### Required work:
Find each line with the string "class" and report it.
Begin
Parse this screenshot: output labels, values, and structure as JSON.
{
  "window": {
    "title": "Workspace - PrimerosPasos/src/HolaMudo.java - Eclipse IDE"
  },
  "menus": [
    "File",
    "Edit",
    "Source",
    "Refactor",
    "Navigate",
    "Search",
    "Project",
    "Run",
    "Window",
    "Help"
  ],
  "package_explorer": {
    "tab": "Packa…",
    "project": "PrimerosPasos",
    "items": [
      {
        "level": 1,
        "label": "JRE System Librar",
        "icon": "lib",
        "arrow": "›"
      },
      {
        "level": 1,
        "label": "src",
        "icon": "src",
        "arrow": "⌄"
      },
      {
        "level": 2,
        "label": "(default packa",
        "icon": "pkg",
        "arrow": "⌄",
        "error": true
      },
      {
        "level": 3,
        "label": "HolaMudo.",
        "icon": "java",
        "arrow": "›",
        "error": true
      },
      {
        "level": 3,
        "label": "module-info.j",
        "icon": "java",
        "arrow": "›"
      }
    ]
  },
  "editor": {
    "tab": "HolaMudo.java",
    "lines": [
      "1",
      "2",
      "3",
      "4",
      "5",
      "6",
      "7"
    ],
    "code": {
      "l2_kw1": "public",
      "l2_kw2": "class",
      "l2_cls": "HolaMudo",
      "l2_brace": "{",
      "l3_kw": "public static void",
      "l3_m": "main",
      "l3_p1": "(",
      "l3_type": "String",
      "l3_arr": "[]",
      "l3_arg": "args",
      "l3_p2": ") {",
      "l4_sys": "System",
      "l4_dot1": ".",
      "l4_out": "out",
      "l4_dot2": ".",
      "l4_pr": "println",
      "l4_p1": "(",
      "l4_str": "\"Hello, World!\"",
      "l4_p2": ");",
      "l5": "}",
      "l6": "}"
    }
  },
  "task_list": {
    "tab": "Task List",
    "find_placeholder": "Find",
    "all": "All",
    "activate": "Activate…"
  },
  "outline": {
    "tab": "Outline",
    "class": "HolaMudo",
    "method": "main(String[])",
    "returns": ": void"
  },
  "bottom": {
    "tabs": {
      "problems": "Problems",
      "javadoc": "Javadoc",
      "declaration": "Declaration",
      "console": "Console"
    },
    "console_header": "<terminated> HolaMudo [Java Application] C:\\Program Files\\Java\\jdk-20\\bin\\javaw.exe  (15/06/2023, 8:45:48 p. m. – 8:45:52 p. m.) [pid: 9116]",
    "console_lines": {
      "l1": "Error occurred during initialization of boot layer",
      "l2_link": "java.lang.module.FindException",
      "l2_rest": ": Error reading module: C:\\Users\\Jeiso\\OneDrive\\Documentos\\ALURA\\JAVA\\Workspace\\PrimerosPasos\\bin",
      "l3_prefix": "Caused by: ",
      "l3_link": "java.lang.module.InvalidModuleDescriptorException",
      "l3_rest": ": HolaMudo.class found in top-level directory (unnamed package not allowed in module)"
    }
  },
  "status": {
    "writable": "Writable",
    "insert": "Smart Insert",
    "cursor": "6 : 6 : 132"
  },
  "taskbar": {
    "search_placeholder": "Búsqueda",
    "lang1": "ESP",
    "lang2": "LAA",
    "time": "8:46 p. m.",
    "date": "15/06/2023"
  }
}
End
### Task solution:
      "l2_kw2": "class",
    "class": "HolaMudo",
      "l3_rest": ": HolaMudo.class found in top-level directory (unnamed package not allowed in module)"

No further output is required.